→ **GIVEN REQUEST**
Restate the entries below verbatim.

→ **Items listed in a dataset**
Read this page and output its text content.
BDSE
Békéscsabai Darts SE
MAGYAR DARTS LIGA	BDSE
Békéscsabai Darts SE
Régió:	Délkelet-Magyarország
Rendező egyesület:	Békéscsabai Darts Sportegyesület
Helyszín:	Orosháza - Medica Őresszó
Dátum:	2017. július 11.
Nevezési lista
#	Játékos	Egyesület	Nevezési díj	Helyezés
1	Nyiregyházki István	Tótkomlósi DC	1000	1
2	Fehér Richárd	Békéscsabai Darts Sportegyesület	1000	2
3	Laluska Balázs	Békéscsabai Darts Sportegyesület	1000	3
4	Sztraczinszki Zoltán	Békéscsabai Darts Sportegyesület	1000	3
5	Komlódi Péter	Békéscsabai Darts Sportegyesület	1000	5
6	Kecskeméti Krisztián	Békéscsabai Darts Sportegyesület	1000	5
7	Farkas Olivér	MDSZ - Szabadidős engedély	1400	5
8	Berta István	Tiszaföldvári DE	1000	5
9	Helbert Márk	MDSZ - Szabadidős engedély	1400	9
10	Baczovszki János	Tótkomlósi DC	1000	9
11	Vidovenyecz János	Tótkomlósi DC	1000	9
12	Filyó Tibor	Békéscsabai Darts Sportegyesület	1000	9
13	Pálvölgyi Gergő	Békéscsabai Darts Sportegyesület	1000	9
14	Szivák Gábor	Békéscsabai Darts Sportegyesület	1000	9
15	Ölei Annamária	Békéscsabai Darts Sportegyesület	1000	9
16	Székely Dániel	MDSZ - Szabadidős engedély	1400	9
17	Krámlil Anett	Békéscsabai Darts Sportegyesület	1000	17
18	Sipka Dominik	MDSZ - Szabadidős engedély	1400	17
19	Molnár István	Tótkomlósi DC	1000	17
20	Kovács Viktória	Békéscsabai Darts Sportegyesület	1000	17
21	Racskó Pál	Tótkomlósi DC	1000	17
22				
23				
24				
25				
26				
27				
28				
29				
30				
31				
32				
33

→ **ANSWER FOR THE TASK**
Read this page and output its text content.
BDSE
Békéscsabai Darts SE
MAGYAR DARTS LIGA	BDSE
Békéscsabai Darts SE
Régió:	Délkelet-Magyarország
Rendező egyesület:	Békéscsabai Darts Sportegyesület
Helyszín:	Orosháza - Medica Őresszó
Dátum:	2017. július 11.
Nevezési lista
#	Játékos	Egyesület	Nevezési díj	Helyezés
1	Nyiregyházki István	Tótkomlósi DC	1000	1
2	Fehér Richárd	Békéscsabai Darts Sportegyesület	1000	2
3	Laluska Balázs	Békéscsabai Darts Sportegyesület	1000	3
4	Sztraczinszki Zoltán	Békéscsabai Darts Sportegyesület	1000	3
5	Komlódi Péter	Békéscsabai Darts Sportegyesület	1000	5
6	Kecskeméti Krisztián	Békéscsabai Darts Sportegyesület	1000	5
7	Farkas Olivér	MDSZ - Szabadidős engedély	1400	5
8	Berta István	Tiszaföldvári DE	1000	5
9	Helbert Márk	MDSZ - Szabadidős engedély	1400	9
10	Baczovszki János	Tótkomlósi DC	1000	9
11	Vidovenyecz János	Tótkomlósi DC	1000	9
12	Filyó Tibor	Békéscsabai Darts Sportegyesület	1000	9
13	Pálvölgyi Gergő	Békéscsabai Darts Sportegyesület	1000	9
14	Szivák Gábor	Békéscsabai Darts Sportegyesület	1000	9
15	Ölei Annamária	Békéscsabai Darts Sportegyesület	1000	9
16	Székely Dániel	MDSZ - Szabadidős engedély	1400	9
17	Krámlil Anett	Békéscsabai Darts Sportegyesület	1000	17
18	Sipka Dominik	MDSZ - Szabadidős engedély	1400	17
19	Molnár István	Tótkomlósi DC	1000	17
20	Kovács Viktória	Békéscsabai Darts Sportegyesület	1000	17
21	Racskó Pál	Tótkomlósi DC	1000	17
22				
23				
24				
25				
26				
27				
28				
29				
30				
31				
32				
33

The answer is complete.